» **EXERCISE INSTRUCTIONS**: Could every line of the data be printed exactly as it reads?

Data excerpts
>> start
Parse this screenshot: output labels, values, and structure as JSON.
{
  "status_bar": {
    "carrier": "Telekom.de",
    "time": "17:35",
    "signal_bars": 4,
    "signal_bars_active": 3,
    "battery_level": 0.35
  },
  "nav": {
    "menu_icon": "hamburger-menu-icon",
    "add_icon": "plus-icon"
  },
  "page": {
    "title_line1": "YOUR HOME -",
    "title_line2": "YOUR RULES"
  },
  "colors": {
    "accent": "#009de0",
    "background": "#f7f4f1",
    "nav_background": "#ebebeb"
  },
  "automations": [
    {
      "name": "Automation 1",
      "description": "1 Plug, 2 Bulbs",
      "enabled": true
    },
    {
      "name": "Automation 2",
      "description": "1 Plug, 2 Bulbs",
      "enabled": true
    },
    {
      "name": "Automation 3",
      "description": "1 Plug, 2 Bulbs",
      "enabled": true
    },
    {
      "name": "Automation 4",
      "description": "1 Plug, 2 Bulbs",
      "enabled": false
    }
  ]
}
>> end
» **FINAL RESULT**:
Parse this screenshot: output labels, values, and structure as JSON.
{
  "status_bar": {
    "carrier": "Telekom.de",
    "time": "17:35",
    "signal_bars": 4,
    "signal_bars_active": 3,
    "battery_level": 0.35
  },
  "nav": {
    "menu_icon": "hamburger-menu-icon",
    "add_icon": "plus-icon"
  },
  "page": {
    "title_line1": "YOUR HOME -",
    "title_line2": "YOUR RULES"
  },
  "colors": {
    "accent": "#009de0",
    "background": "#f7f4f1",
    "nav_background": "#ebebeb"
  },
  "automations": [
    {
      "name": "Automation 1",
      "description": "1 Plug, 2 Bulbs",
      "enabled": true
    },
    {
      "name": "Automation 2",
      "description": "1 Plug, 2 Bulbs",
      "enabled": true
    },
    {
      "name": "Automation 3",
      "description": "1 Plug, 2 Bulbs",
      "enabled": true
    },
    {
      "name": "Automation 4",
      "description": "1 Plug, 2 Bulbs",
      "enabled": false
    }
  ]
}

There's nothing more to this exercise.